DATA PROVIDED =>

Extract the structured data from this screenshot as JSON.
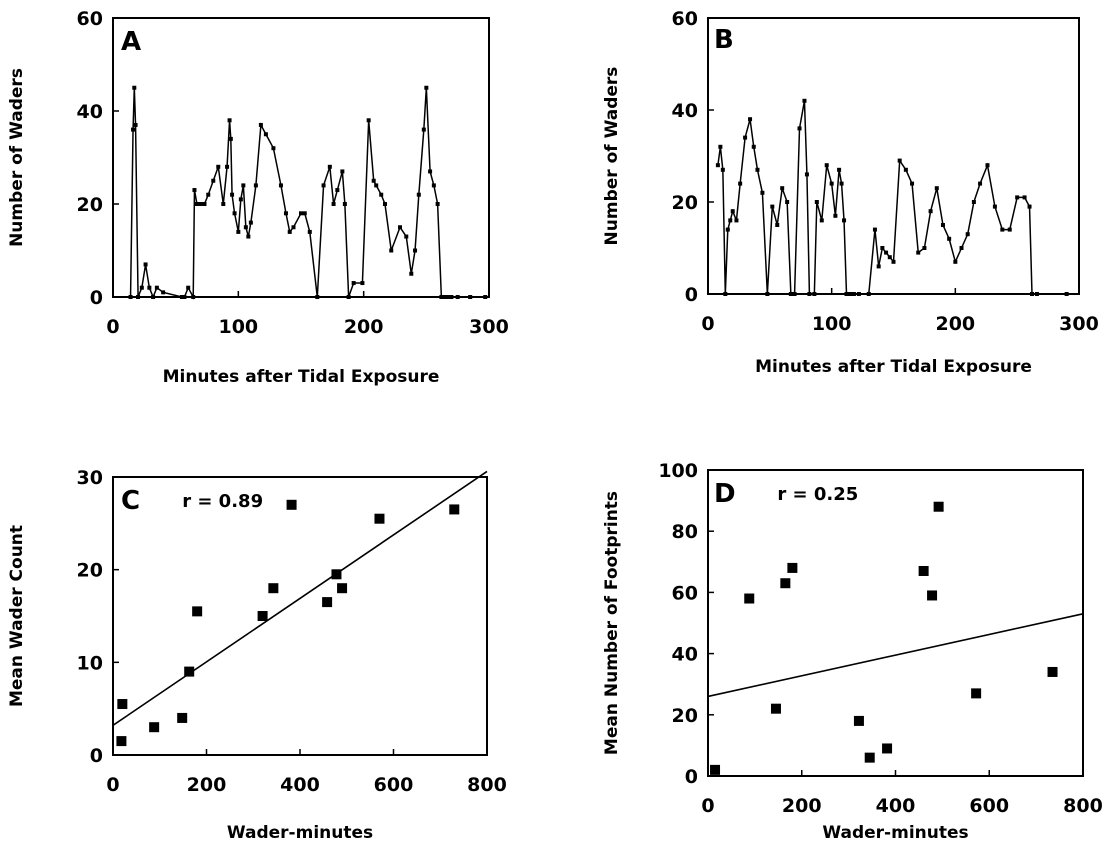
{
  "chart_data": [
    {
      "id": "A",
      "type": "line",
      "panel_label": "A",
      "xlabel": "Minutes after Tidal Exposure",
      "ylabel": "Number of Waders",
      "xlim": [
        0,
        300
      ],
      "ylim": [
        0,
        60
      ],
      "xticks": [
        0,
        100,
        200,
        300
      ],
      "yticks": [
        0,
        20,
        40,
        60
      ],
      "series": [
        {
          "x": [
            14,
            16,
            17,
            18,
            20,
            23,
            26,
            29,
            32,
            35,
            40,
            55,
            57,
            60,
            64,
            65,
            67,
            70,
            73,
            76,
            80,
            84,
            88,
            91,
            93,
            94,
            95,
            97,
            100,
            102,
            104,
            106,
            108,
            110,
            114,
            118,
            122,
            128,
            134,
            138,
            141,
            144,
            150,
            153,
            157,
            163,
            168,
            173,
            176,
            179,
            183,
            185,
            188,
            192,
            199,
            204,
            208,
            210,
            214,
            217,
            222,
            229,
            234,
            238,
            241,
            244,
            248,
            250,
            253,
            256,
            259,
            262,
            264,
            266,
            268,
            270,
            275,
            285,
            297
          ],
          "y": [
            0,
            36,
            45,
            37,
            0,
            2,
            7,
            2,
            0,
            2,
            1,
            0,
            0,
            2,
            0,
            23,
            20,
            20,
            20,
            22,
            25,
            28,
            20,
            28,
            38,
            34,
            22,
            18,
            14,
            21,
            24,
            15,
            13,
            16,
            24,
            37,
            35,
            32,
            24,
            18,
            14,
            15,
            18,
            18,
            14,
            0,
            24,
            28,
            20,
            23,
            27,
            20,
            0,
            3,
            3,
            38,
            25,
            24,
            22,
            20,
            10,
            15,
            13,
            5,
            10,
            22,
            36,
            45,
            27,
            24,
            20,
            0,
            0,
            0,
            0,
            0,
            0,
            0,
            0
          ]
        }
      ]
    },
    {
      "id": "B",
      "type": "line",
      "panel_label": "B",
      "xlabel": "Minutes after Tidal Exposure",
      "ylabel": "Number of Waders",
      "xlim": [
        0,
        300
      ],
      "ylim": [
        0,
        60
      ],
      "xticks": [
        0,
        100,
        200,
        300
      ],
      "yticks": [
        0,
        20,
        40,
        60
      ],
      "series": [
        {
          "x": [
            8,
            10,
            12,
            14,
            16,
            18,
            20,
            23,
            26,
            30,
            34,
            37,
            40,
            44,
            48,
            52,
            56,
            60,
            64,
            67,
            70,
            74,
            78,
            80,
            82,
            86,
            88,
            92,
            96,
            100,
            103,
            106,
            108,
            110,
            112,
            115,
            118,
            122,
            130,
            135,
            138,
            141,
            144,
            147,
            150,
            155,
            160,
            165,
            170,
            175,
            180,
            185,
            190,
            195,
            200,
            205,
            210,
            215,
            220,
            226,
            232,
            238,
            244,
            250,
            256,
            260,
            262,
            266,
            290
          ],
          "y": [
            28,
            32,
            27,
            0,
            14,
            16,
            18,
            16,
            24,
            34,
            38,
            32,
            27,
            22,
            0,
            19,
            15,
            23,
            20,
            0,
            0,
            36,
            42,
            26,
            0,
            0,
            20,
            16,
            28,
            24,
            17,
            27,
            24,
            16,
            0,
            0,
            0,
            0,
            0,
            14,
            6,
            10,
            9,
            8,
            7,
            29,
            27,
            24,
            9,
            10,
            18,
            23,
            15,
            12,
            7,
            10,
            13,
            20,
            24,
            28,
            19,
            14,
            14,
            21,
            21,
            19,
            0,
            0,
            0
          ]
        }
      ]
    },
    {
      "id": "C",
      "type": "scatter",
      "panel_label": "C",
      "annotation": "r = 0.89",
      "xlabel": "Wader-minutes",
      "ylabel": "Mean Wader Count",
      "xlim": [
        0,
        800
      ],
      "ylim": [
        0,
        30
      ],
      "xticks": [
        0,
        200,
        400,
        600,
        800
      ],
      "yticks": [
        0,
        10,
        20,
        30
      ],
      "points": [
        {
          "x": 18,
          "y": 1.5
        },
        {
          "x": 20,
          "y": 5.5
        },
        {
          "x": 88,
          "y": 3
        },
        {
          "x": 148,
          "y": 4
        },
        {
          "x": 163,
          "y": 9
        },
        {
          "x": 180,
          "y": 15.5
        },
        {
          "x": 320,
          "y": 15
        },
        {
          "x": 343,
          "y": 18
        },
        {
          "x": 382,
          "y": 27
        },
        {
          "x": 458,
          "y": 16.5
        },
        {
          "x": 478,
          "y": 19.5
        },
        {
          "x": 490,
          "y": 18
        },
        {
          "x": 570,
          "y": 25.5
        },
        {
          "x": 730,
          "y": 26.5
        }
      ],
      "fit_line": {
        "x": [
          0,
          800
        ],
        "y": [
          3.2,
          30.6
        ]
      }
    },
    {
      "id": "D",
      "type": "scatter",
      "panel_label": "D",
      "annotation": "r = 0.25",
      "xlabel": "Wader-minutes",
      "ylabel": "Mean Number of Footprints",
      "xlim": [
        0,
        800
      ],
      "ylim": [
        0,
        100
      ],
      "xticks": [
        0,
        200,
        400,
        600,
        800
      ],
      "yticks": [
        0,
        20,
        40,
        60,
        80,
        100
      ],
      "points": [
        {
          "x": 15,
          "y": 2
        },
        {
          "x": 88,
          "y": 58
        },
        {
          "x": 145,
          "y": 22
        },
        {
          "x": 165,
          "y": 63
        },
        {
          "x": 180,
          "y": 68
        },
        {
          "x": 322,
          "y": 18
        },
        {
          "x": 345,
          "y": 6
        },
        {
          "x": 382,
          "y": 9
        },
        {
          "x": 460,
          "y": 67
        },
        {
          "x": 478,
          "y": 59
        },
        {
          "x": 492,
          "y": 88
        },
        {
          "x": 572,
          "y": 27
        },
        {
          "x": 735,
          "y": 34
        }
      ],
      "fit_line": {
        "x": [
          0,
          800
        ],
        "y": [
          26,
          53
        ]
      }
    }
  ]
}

...

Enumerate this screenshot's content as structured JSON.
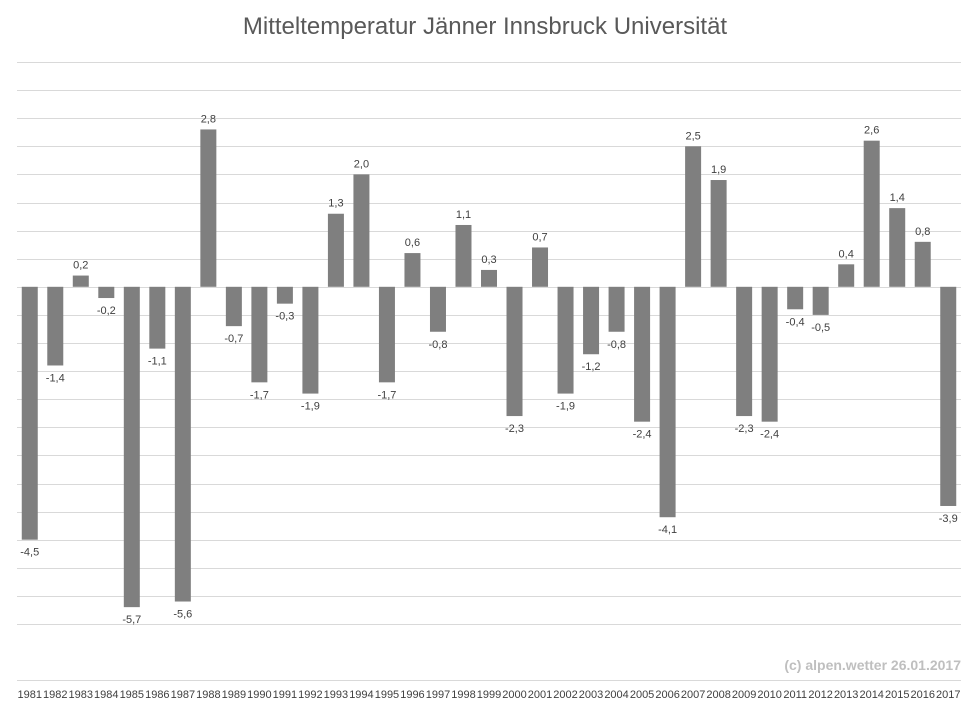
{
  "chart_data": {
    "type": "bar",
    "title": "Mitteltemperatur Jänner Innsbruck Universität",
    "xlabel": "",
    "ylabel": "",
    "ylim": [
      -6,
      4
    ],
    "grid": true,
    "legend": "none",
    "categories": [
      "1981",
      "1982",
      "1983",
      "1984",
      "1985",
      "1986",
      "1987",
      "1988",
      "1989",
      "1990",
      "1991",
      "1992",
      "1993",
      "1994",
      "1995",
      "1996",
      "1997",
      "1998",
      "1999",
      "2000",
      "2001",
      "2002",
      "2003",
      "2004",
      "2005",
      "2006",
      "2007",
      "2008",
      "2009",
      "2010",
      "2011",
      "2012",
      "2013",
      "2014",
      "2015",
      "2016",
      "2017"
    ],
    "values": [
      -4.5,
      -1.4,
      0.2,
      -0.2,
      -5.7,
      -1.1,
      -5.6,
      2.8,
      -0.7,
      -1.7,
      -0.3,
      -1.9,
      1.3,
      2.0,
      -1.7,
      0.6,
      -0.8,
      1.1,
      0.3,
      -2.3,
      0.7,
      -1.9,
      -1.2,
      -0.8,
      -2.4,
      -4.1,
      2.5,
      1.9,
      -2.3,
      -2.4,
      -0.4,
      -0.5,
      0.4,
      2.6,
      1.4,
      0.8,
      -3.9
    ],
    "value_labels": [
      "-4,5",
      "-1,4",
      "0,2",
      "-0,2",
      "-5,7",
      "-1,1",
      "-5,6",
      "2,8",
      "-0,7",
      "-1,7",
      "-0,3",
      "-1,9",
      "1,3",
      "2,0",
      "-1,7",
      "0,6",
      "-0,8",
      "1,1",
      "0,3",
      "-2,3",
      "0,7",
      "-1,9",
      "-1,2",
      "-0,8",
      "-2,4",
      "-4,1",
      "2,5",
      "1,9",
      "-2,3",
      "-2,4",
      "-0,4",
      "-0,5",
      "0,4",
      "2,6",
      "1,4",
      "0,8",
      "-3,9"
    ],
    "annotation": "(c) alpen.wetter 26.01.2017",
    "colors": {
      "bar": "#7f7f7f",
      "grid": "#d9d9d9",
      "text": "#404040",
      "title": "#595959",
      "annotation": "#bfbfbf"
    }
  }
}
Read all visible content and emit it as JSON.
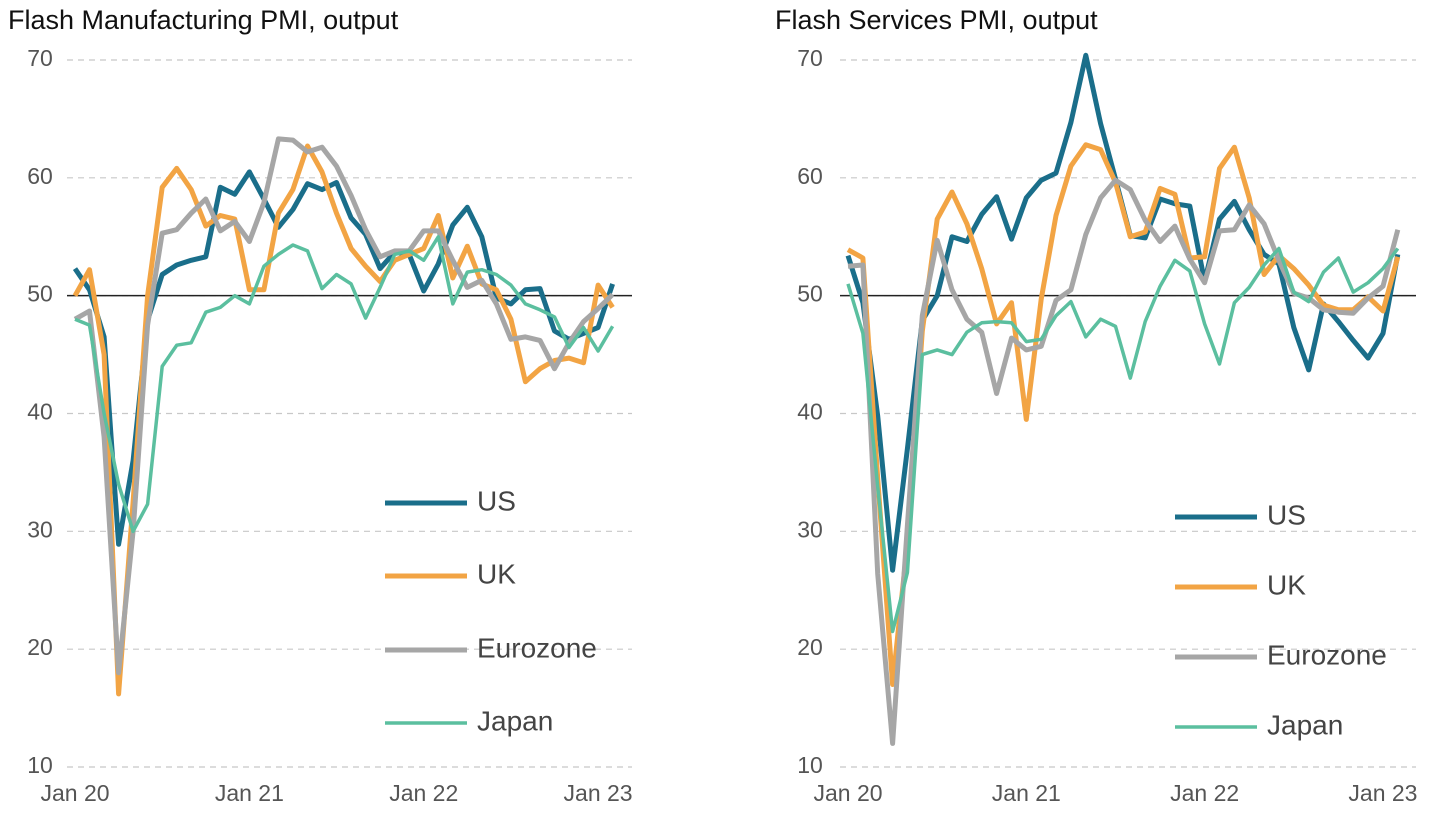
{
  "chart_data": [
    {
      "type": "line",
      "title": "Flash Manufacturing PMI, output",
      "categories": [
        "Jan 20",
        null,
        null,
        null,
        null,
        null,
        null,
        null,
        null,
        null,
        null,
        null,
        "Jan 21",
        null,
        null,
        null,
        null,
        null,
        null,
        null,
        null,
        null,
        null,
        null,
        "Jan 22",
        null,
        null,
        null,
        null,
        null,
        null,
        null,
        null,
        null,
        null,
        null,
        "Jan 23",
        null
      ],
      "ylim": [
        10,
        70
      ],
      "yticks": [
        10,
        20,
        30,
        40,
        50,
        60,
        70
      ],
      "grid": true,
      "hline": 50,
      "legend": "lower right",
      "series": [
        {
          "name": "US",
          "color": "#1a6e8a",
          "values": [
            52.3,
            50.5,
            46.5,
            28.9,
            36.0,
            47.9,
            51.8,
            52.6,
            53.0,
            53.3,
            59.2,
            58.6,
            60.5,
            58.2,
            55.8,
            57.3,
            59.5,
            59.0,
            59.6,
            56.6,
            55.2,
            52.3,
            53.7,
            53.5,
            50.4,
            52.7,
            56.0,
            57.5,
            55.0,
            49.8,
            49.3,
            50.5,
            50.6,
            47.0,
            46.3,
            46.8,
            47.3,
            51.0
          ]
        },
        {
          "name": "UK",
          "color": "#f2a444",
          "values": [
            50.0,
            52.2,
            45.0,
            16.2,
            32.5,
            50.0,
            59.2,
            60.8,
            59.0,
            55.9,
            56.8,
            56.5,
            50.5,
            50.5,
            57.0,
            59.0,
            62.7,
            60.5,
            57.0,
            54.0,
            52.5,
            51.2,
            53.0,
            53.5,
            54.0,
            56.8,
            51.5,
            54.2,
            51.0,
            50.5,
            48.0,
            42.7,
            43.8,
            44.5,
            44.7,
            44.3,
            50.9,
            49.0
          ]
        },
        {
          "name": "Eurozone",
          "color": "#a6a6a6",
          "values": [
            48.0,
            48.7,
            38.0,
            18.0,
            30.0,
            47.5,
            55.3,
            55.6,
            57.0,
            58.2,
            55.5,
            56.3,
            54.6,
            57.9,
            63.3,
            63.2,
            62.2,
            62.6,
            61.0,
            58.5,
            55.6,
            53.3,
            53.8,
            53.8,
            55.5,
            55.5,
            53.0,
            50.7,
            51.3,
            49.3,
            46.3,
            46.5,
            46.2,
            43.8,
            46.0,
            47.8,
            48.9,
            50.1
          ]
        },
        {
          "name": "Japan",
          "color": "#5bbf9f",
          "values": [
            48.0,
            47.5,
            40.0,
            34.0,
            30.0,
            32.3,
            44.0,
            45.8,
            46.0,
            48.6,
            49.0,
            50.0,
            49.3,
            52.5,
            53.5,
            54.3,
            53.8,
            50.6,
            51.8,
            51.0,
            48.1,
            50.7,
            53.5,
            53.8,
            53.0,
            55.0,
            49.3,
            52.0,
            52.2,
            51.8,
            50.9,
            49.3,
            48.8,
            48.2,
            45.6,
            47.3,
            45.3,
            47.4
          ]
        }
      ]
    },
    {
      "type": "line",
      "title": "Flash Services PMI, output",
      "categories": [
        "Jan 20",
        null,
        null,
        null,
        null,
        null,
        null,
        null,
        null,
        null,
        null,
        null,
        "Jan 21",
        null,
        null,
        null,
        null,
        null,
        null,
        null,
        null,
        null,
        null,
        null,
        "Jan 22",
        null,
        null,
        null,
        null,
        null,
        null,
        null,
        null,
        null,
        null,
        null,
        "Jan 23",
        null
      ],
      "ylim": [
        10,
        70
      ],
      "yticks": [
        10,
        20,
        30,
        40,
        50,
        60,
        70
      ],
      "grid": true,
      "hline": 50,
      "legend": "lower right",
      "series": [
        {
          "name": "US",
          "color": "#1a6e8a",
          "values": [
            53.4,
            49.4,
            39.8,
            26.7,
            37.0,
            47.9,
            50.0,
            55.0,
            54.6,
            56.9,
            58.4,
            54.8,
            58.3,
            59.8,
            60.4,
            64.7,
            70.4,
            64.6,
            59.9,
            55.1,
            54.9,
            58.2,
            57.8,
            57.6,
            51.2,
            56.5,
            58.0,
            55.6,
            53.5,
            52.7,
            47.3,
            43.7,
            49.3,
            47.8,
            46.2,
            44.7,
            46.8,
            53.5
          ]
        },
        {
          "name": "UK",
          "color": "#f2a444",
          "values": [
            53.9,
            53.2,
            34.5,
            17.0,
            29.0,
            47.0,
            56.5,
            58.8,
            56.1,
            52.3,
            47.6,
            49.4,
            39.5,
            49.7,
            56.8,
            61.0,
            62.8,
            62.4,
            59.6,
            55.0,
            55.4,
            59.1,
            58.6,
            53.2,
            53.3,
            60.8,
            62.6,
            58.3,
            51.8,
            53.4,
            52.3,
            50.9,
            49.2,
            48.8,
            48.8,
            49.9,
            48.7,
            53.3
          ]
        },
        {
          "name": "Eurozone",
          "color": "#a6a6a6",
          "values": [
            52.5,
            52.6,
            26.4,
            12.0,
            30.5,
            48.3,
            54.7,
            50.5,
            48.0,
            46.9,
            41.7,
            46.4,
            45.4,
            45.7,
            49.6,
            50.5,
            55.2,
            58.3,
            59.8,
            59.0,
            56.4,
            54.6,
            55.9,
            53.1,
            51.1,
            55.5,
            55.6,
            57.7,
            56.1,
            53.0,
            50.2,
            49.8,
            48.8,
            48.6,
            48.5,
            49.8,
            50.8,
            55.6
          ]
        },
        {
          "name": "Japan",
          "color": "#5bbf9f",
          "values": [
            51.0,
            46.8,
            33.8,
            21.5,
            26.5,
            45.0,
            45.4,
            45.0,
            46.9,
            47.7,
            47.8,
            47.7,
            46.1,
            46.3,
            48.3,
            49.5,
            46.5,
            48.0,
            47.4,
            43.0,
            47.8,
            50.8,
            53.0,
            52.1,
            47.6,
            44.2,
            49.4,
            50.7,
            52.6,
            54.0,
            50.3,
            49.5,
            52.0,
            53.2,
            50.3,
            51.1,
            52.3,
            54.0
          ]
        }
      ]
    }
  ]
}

---

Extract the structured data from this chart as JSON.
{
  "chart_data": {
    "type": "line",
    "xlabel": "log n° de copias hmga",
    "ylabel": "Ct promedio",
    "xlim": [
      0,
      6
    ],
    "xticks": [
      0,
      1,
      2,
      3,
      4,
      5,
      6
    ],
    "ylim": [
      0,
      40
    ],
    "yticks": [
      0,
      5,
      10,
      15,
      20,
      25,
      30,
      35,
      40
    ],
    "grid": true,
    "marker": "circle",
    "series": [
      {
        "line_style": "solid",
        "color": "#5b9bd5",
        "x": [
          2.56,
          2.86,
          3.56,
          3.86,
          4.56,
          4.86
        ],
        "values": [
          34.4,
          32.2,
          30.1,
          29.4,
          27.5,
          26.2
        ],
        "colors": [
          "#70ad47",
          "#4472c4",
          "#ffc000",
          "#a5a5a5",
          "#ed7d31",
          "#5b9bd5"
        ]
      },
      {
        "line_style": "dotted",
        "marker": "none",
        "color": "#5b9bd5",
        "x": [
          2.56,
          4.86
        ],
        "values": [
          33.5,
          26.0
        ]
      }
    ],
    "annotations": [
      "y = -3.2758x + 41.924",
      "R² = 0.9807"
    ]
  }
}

WHAT IS NEEDED => From the data above, copy each line that has the string "Flash".

THE ANSWER =>
      "title": "Flash Manufacturing PMI, output",
      "title": "Flash Services PMI, output",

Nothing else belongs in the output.